Copy the records below exactly, leaving out any pictures.

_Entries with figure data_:
>> START
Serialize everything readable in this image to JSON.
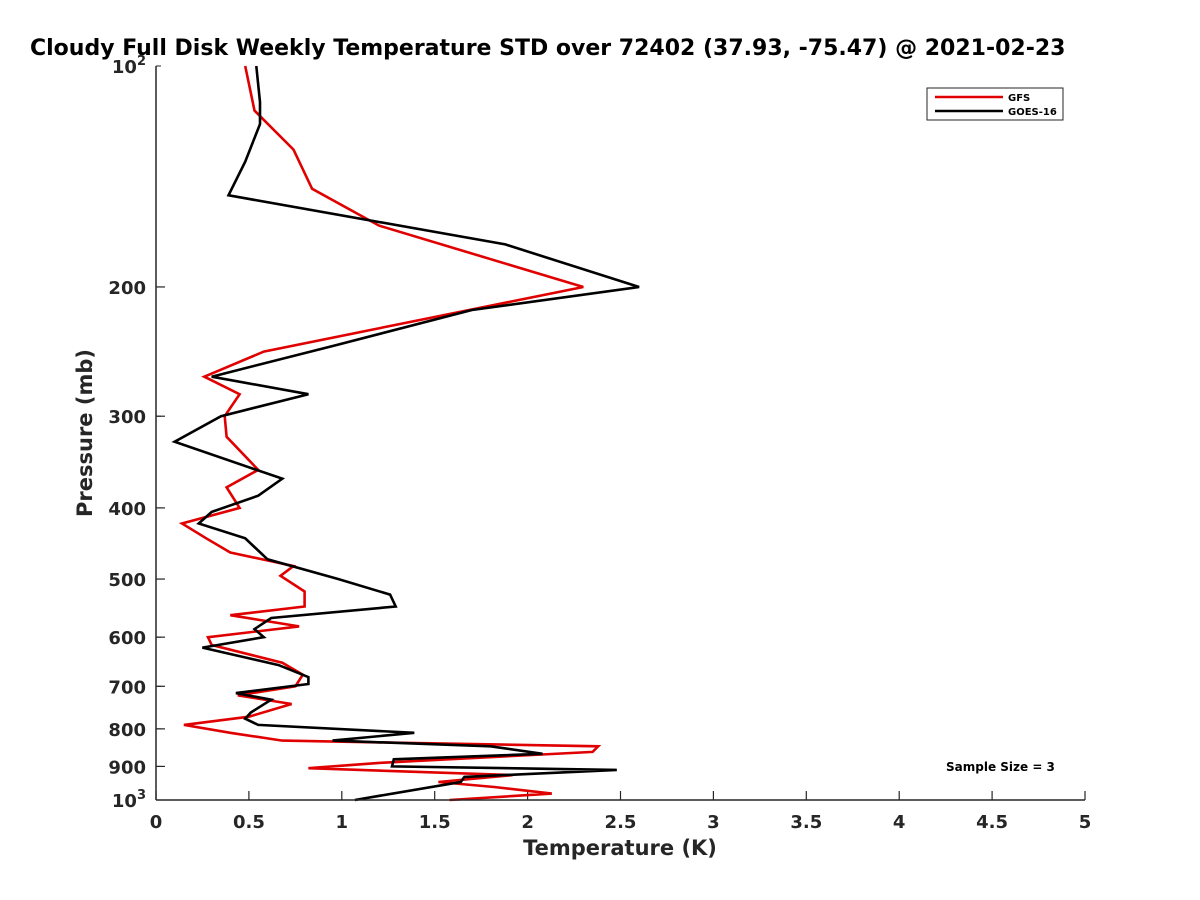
{
  "chart_data": {
    "type": "line",
    "title": "Cloudy Full Disk Weekly Temperature STD over 72402 (37.93, -75.47) @ 2021-02-23",
    "xlabel": "Temperature (K)",
    "ylabel": "Pressure (mb)",
    "xlim": [
      0,
      5
    ],
    "ylim": [
      100,
      1000
    ],
    "y_scale": "log",
    "y_reversed": true,
    "grid": false,
    "legend_position": "top-right",
    "annotation": "Sample Size = 3",
    "x_ticks": [
      "0",
      "0.5",
      "1",
      "1.5",
      "2",
      "2.5",
      "3",
      "3.5",
      "4",
      "4.5",
      "5"
    ],
    "y_ticks": [
      {
        "value": 200,
        "label": "200"
      },
      {
        "value": 300,
        "label": "300"
      },
      {
        "value": 400,
        "label": "400"
      },
      {
        "value": 500,
        "label": "500"
      },
      {
        "value": 600,
        "label": "600"
      },
      {
        "value": 700,
        "label": "700"
      },
      {
        "value": 800,
        "label": "800"
      },
      {
        "value": 900,
        "label": "900"
      }
    ],
    "y_tick_bottom": {
      "base": "10",
      "exp": "3",
      "value": 1000
    },
    "y_tick_top": {
      "base": "10",
      "exp": "2",
      "value": 100
    },
    "series": [
      {
        "name": "GFS",
        "color": "#e00000",
        "points": [
          [
            0.48,
            100
          ],
          [
            0.53,
            115
          ],
          [
            0.74,
            130
          ],
          [
            0.84,
            147
          ],
          [
            1.2,
            165
          ],
          [
            2.3,
            200
          ],
          [
            1.3,
            225
          ],
          [
            0.58,
            245
          ],
          [
            0.26,
            265
          ],
          [
            0.45,
            280
          ],
          [
            0.37,
            300
          ],
          [
            0.38,
            320
          ],
          [
            0.55,
            355
          ],
          [
            0.38,
            375
          ],
          [
            0.45,
            400
          ],
          [
            0.14,
            420
          ],
          [
            0.27,
            440
          ],
          [
            0.4,
            460
          ],
          [
            0.74,
            480
          ],
          [
            0.67,
            495
          ],
          [
            0.8,
            520
          ],
          [
            0.8,
            545
          ],
          [
            0.4,
            560
          ],
          [
            0.77,
            580
          ],
          [
            0.28,
            600
          ],
          [
            0.3,
            615
          ],
          [
            0.68,
            650
          ],
          [
            0.79,
            675
          ],
          [
            0.75,
            700
          ],
          [
            0.44,
            720
          ],
          [
            0.73,
            740
          ],
          [
            0.5,
            770
          ],
          [
            0.15,
            790
          ],
          [
            0.4,
            810
          ],
          [
            0.68,
            830
          ],
          [
            2.38,
            845
          ],
          [
            2.35,
            860
          ],
          [
            1.2,
            890
          ],
          [
            0.82,
            905
          ],
          [
            1.92,
            925
          ],
          [
            1.52,
            945
          ],
          [
            1.82,
            960
          ],
          [
            2.13,
            980
          ],
          [
            1.58,
            1000
          ]
        ]
      },
      {
        "name": "GOES-16",
        "color": "#000000",
        "points": [
          [
            0.54,
            100
          ],
          [
            0.56,
            112
          ],
          [
            0.56,
            120
          ],
          [
            0.48,
            135
          ],
          [
            0.39,
            150
          ],
          [
            1.88,
            175
          ],
          [
            2.6,
            200
          ],
          [
            1.7,
            215
          ],
          [
            0.97,
            240
          ],
          [
            0.3,
            265
          ],
          [
            0.82,
            280
          ],
          [
            0.35,
            300
          ],
          [
            0.1,
            325
          ],
          [
            0.68,
            365
          ],
          [
            0.55,
            385
          ],
          [
            0.3,
            405
          ],
          [
            0.23,
            420
          ],
          [
            0.48,
            440
          ],
          [
            0.6,
            470
          ],
          [
            0.98,
            500
          ],
          [
            1.26,
            525
          ],
          [
            1.29,
            545
          ],
          [
            0.62,
            565
          ],
          [
            0.53,
            585
          ],
          [
            0.58,
            600
          ],
          [
            0.25,
            620
          ],
          [
            0.66,
            655
          ],
          [
            0.82,
            680
          ],
          [
            0.82,
            695
          ],
          [
            0.43,
            715
          ],
          [
            0.62,
            730
          ],
          [
            0.51,
            760
          ],
          [
            0.48,
            775
          ],
          [
            0.55,
            790
          ],
          [
            1.39,
            810
          ],
          [
            0.95,
            830
          ],
          [
            1.8,
            845
          ],
          [
            2.08,
            865
          ],
          [
            1.28,
            880
          ],
          [
            1.27,
            900
          ],
          [
            2.48,
            910
          ],
          [
            1.66,
            930
          ],
          [
            1.64,
            945
          ],
          [
            1.07,
            1000
          ]
        ]
      }
    ]
  }
}
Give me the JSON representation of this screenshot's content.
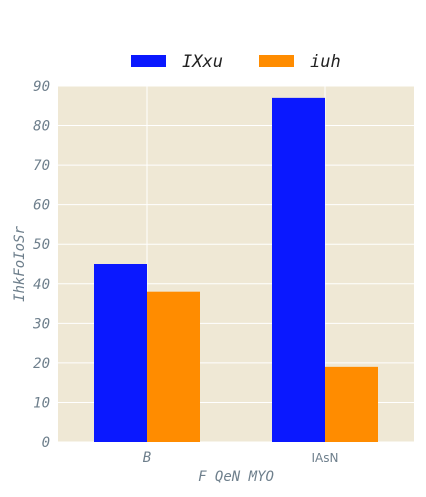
{
  "chart_data": {
    "type": "bar",
    "categories": [
      "B",
      "IAsN"
    ],
    "series": [
      {
        "name": "IXxu",
        "values": [
          45,
          87
        ],
        "color": "#0a18ff"
      },
      {
        "name": "iuh",
        "values": [
          38,
          19
        ],
        "color": "#ff8c00"
      }
    ],
    "xlabel": "F QeN MYO",
    "ylabel": "IhkFoIoSr",
    "ylim": [
      0,
      90
    ],
    "yticks": [
      0,
      10,
      20,
      30,
      40,
      50,
      60,
      70,
      80,
      90
    ],
    "grid": true,
    "legend_position": "top-center",
    "background_color": "#efe8d5",
    "grid_color": "#ffffff"
  }
}
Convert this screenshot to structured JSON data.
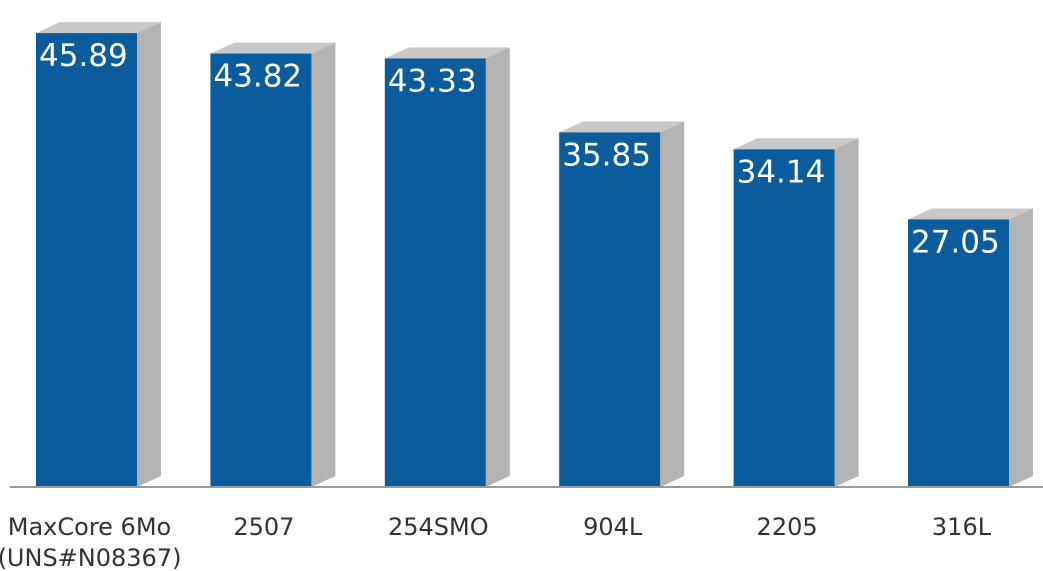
{
  "chart_data": {
    "type": "bar",
    "categories": [
      [
        "MaxCore 6Mo",
        "(UNS#N08367)"
      ],
      [
        "2507"
      ],
      [
        "254SMO"
      ],
      [
        "904L"
      ],
      [
        "2205"
      ],
      [
        "316L"
      ]
    ],
    "values": [
      45.89,
      43.82,
      43.33,
      35.85,
      34.14,
      27.05
    ],
    "value_labels": [
      "45.89",
      "43.82",
      "43.33",
      "35.85",
      "34.14",
      "27.05"
    ],
    "title": "",
    "xlabel": "",
    "ylabel": "",
    "ylim": [
      0,
      46
    ],
    "grid": false,
    "legend": "none",
    "colors": {
      "bar_front": "#0b5c9c",
      "bar_side": "#b3b3b3",
      "bar_top": "#c8c8c8",
      "axis": "#9a9a9a",
      "value_text": "#ffffff",
      "category_text": "#333333"
    }
  }
}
>> END
_SOLUTION TO THIS EXERCISE_:
Serialize everything readable in this image to JSON.
{
  "chart_data": {
    "type": "line",
    "title": "Cloudy Full Disk Weekly Temperature STD over 72402 (37.93, -75.47) @ 2021-02-23",
    "xlabel": "Temperature (K)",
    "ylabel": "Pressure (mb)",
    "xlim": [
      0,
      5
    ],
    "ylim": [
      100,
      1000
    ],
    "y_scale": "log",
    "y_reversed": true,
    "grid": false,
    "legend_position": "top-right",
    "annotation": "Sample Size = 3",
    "x_ticks": [
      "0",
      "0.5",
      "1",
      "1.5",
      "2",
      "2.5",
      "3",
      "3.5",
      "4",
      "4.5",
      "5"
    ],
    "y_ticks": [
      {
        "value": 200,
        "label": "200"
      },
      {
        "value": 300,
        "label": "300"
      },
      {
        "value": 400,
        "label": "400"
      },
      {
        "value": 500,
        "label": "500"
      },
      {
        "value": 600,
        "label": "600"
      },
      {
        "value": 700,
        "label": "700"
      },
      {
        "value": 800,
        "label": "800"
      },
      {
        "value": 900,
        "label": "900"
      }
    ],
    "y_tick_bottom": {
      "base": "10",
      "exp": "3",
      "value": 1000
    },
    "y_tick_top": {
      "base": "10",
      "exp": "2",
      "value": 100
    },
    "series": [
      {
        "name": "GFS",
        "color": "#e00000",
        "points": [
          [
            0.48,
            100
          ],
          [
            0.53,
            115
          ],
          [
            0.74,
            130
          ],
          [
            0.84,
            147
          ],
          [
            1.2,
            165
          ],
          [
            2.3,
            200
          ],
          [
            1.3,
            225
          ],
          [
            0.58,
            245
          ],
          [
            0.26,
            265
          ],
          [
            0.45,
            280
          ],
          [
            0.37,
            300
          ],
          [
            0.38,
            320
          ],
          [
            0.55,
            355
          ],
          [
            0.38,
            375
          ],
          [
            0.45,
            400
          ],
          [
            0.14,
            420
          ],
          [
            0.27,
            440
          ],
          [
            0.4,
            460
          ],
          [
            0.74,
            480
          ],
          [
            0.67,
            495
          ],
          [
            0.8,
            520
          ],
          [
            0.8,
            545
          ],
          [
            0.4,
            560
          ],
          [
            0.77,
            580
          ],
          [
            0.28,
            600
          ],
          [
            0.3,
            615
          ],
          [
            0.68,
            650
          ],
          [
            0.79,
            675
          ],
          [
            0.75,
            700
          ],
          [
            0.44,
            720
          ],
          [
            0.73,
            740
          ],
          [
            0.5,
            770
          ],
          [
            0.15,
            790
          ],
          [
            0.4,
            810
          ],
          [
            0.68,
            830
          ],
          [
            2.38,
            845
          ],
          [
            2.35,
            860
          ],
          [
            1.2,
            890
          ],
          [
            0.82,
            905
          ],
          [
            1.92,
            925
          ],
          [
            1.52,
            945
          ],
          [
            1.82,
            960
          ],
          [
            2.13,
            980
          ],
          [
            1.58,
            1000
          ]
        ]
      },
      {
        "name": "GOES-16",
        "color": "#000000",
        "points": [
          [
            0.54,
            100
          ],
          [
            0.56,
            112
          ],
          [
            0.56,
            120
          ],
          [
            0.48,
            135
          ],
          [
            0.39,
            150
          ],
          [
            1.88,
            175
          ],
          [
            2.6,
            200
          ],
          [
            1.7,
            215
          ],
          [
            0.97,
            240
          ],
          [
            0.3,
            265
          ],
          [
            0.82,
            280
          ],
          [
            0.35,
            300
          ],
          [
            0.1,
            325
          ],
          [
            0.68,
            365
          ],
          [
            0.55,
            385
          ],
          [
            0.3,
            405
          ],
          [
            0.23,
            420
          ],
          [
            0.48,
            440
          ],
          [
            0.6,
            470
          ],
          [
            0.98,
            500
          ],
          [
            1.26,
            525
          ],
          [
            1.29,
            545
          ],
          [
            0.62,
            565
          ],
          [
            0.53,
            585
          ],
          [
            0.58,
            600
          ],
          [
            0.25,
            620
          ],
          [
            0.66,
            655
          ],
          [
            0.82,
            680
          ],
          [
            0.82,
            695
          ],
          [
            0.43,
            715
          ],
          [
            0.62,
            730
          ],
          [
            0.51,
            760
          ],
          [
            0.48,
            775
          ],
          [
            0.55,
            790
          ],
          [
            1.39,
            810
          ],
          [
            0.95,
            830
          ],
          [
            1.8,
            845
          ],
          [
            2.08,
            865
          ],
          [
            1.28,
            880
          ],
          [
            1.27,
            900
          ],
          [
            2.48,
            910
          ],
          [
            1.66,
            930
          ],
          [
            1.64,
            945
          ],
          [
            1.07,
            1000
          ]
        ]
      }
    ]
  }
}
Give me the JSON representation of this screenshot's content.
{
  "chart_data": {
    "type": "bar",
    "categories": [
      "B",
      "IAsN"
    ],
    "series": [
      {
        "name": "IXxu",
        "values": [
          45,
          87
        ],
        "color": "#0a18ff"
      },
      {
        "name": "iuh",
        "values": [
          38,
          19
        ],
        "color": "#ff8c00"
      }
    ],
    "xlabel": "F QeN MYO",
    "ylabel": "IhkFoIoSr",
    "ylim": [
      0,
      90
    ],
    "yticks": [
      0,
      10,
      20,
      30,
      40,
      50,
      60,
      70,
      80,
      90
    ],
    "grid": true,
    "legend_position": "top-center",
    "background_color": "#efe8d5",
    "grid_color": "#ffffff"
  }
}
Convert this screenshot to structured JSON data.
{
  "chart_data": {
    "type": "bar",
    "categories": [
      [
        "MaxCore 6Mo",
        "(UNS#N08367)"
      ],
      [
        "2507"
      ],
      [
        "254SMO"
      ],
      [
        "904L"
      ],
      [
        "2205"
      ],
      [
        "316L"
      ]
    ],
    "values": [
      45.89,
      43.82,
      43.33,
      35.85,
      34.14,
      27.05
    ],
    "value_labels": [
      "45.89",
      "43.82",
      "43.33",
      "35.85",
      "34.14",
      "27.05"
    ],
    "title": "",
    "xlabel": "",
    "ylabel": "",
    "ylim": [
      0,
      46
    ],
    "grid": false,
    "legend": "none",
    "colors": {
      "bar_front": "#0b5c9c",
      "bar_side": "#b3b3b3",
      "bar_top": "#c8c8c8",
      "axis": "#9a9a9a",
      "value_text": "#ffffff",
      "category_text": "#333333"
    }
  }
}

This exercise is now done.